▶ _WRITTEN EXERCISE_
Give only the number of lines below that contain the word "steady".

## start RECORDS PROVIDED

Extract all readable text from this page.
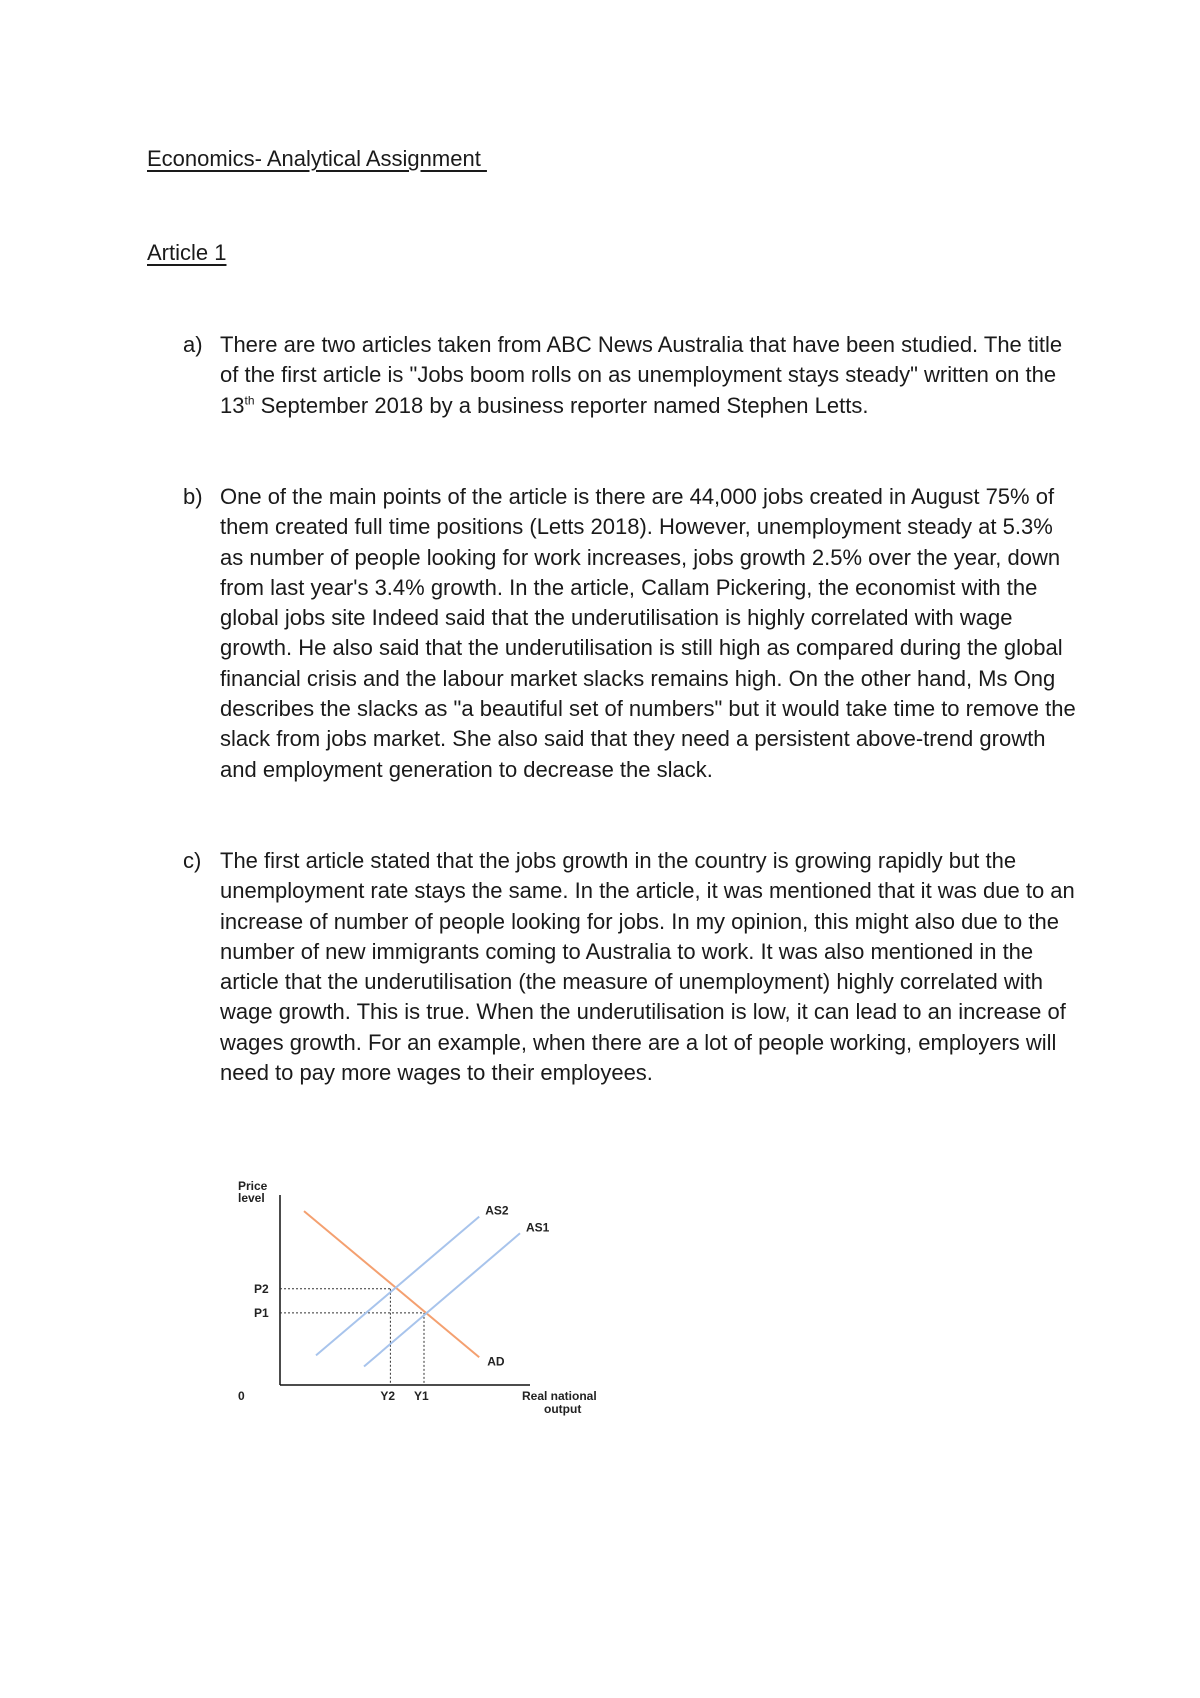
Economics- Analytical Assignment
Article 1
a) There are two articles taken from ABC News Australia that have been studied. The title of the first article is "Jobs boom rolls on as unemployment stays steady" written on the 13th September 2018 by a business reporter named Stephen Letts.
b) One of the main points of the article is there are 44,000 jobs created in August 75% of them created full time positions (Letts 2018). However, unemployment steady at 5.3% as number of people looking for work increases, jobs growth 2.5% over the year, down from last year's 3.4% growth. In the article, Callam Pickering, the economist with the global jobs site Indeed said that the underutilisation is highly correlated with wage growth. He also said that the underutilisation is still high as compared during the global financial crisis and the labour market slacks remains high. On the other hand, Ms Ong describes the slacks as "a beautiful set of numbers" but it would take time to remove the slack from jobs market. She also said that they need a persistent above-trend growth and employment generation to decrease the slack.
c) The first article stated that the jobs growth in the country is growing rapidly but the unemployment rate stays the same. In the article, it was mentioned that it was due to an increase of number of people looking for jobs. In my opinion, this might also due to the number of new immigrants coming to Australia to work. It was also mentioned in the article that the underutilisation (the measure of unemployment) highly correlated with wage growth. This is true. When the underutilisation is low, it can lead to an increase of wages growth. For an example, when there are a lot of people working, employers will need to pay more wages to their employees.
Price
level
Real national
output
0
P2
P1
Y2 Y1
AD
AS2
AS1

## end RECORDS PROVIDED

▶ _SOLUTION_
2